- GIVEN PROBLEM -
Please pull out every line that includes the string "text".

- ENTRIES -
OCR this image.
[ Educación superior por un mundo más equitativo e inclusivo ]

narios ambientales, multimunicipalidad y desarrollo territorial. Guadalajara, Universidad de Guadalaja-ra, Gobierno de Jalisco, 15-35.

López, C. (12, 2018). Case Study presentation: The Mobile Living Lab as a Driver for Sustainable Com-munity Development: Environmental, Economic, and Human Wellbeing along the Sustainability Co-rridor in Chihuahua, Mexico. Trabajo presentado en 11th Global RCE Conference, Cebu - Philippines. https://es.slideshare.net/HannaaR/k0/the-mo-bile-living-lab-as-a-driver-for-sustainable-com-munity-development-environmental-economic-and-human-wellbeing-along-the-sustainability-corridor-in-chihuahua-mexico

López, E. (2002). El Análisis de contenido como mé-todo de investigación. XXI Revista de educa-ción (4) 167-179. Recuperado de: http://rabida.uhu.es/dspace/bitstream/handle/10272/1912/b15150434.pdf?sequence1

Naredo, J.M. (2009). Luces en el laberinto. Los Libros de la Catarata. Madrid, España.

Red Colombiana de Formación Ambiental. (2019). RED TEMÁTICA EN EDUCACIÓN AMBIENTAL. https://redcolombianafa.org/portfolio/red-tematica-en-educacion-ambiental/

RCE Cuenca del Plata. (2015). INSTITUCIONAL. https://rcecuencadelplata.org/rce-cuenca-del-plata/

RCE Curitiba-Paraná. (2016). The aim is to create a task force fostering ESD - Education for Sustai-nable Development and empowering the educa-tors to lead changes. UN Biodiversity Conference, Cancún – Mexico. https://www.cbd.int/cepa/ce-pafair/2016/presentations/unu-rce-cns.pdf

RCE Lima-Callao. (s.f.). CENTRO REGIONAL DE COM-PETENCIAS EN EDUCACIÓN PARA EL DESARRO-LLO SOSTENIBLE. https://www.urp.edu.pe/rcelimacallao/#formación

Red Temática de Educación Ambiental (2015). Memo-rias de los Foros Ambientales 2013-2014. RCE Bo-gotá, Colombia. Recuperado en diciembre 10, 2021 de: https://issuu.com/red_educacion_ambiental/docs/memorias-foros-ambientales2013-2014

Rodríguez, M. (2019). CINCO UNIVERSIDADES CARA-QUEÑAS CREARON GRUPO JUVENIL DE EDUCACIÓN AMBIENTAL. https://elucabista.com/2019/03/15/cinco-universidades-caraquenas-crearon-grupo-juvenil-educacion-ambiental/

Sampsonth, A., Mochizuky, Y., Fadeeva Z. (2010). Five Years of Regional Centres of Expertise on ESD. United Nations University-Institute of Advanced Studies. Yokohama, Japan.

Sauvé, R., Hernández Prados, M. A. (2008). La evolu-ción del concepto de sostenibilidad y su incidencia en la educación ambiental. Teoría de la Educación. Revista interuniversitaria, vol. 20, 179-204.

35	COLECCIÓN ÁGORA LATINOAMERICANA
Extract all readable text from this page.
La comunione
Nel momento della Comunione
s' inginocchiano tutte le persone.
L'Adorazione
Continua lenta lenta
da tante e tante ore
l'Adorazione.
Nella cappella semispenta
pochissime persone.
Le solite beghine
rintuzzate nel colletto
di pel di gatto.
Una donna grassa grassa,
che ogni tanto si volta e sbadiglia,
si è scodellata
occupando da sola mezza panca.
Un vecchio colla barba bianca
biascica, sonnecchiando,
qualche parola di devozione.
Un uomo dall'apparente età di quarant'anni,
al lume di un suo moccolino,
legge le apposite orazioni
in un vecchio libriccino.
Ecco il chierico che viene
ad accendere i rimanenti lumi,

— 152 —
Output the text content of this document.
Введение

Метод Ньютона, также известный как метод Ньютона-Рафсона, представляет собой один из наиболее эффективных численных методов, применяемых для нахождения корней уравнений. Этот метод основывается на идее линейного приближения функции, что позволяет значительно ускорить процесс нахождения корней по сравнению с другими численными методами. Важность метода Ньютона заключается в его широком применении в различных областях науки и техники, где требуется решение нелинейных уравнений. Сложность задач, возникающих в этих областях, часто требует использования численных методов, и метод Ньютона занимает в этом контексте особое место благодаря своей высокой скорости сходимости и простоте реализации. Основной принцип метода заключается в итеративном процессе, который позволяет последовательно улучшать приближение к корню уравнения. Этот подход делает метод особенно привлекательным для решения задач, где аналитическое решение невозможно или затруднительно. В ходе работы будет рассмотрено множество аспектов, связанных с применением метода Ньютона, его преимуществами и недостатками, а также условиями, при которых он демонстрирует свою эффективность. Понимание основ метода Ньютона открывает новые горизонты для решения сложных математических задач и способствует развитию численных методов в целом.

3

- THE OUTPUT -
Extract all readable text from this page.
Output the text content of this document.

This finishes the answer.